= What is asked =
Below are the records. Gather each line that holds "repouso".

[Dataset entries]
* * * *

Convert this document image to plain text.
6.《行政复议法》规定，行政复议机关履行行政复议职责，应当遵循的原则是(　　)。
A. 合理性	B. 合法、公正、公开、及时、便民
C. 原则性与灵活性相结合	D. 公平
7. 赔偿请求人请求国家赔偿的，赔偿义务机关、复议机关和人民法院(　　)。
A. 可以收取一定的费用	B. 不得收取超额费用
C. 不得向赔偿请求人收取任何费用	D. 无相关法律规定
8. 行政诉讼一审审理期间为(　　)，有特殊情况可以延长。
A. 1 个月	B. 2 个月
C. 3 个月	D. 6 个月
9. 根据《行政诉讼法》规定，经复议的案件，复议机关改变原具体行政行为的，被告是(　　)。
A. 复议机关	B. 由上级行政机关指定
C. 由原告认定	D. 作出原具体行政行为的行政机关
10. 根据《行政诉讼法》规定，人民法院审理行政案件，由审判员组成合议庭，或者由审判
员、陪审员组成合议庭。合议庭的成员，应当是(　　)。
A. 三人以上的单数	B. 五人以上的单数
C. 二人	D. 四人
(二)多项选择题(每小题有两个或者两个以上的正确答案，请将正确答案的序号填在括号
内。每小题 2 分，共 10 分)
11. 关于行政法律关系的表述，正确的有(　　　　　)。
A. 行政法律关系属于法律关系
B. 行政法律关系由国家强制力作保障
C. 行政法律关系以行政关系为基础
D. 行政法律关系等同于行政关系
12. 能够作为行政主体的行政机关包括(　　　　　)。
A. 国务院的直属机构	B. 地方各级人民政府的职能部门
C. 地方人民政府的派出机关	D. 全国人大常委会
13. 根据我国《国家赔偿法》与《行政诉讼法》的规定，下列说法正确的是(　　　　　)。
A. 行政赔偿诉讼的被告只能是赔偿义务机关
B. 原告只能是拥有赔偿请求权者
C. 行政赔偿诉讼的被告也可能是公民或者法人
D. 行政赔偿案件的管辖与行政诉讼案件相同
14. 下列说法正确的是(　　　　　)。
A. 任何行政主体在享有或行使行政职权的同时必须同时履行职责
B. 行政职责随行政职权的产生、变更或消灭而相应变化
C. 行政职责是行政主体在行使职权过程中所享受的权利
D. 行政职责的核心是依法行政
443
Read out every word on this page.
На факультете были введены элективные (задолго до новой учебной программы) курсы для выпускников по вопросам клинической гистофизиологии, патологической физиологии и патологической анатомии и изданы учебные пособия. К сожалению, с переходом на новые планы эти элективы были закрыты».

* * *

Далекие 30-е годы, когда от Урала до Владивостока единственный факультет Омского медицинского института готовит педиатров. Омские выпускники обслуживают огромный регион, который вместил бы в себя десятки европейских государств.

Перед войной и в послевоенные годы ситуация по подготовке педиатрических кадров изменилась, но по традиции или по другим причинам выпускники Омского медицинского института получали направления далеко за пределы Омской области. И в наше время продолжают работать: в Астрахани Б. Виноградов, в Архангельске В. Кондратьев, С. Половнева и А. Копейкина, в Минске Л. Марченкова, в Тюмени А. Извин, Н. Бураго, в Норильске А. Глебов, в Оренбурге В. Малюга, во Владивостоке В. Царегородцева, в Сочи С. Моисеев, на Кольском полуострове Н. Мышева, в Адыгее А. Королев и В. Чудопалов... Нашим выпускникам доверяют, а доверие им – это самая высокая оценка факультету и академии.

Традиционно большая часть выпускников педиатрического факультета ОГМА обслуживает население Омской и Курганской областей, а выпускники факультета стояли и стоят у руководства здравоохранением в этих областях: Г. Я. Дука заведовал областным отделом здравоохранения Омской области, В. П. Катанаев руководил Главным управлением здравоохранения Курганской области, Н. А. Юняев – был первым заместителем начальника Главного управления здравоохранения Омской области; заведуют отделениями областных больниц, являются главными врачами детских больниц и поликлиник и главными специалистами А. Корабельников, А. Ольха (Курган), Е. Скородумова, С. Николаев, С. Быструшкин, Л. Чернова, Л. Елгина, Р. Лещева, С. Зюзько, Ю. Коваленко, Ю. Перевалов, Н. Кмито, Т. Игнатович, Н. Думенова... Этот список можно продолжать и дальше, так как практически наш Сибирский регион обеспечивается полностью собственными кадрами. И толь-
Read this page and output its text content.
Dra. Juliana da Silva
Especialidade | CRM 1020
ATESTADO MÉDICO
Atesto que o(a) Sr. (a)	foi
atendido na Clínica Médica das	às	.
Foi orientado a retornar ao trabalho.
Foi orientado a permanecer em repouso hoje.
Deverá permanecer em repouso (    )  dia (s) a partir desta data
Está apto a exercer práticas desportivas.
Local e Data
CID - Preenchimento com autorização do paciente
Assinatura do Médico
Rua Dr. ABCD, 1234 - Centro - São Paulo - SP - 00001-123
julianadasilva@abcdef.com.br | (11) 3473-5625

* * * *

= Answer to this task =
Foi orientado a permanecer em repouso hoje.
Deverá permanecer em repouso (    )  dia (s) a partir desta data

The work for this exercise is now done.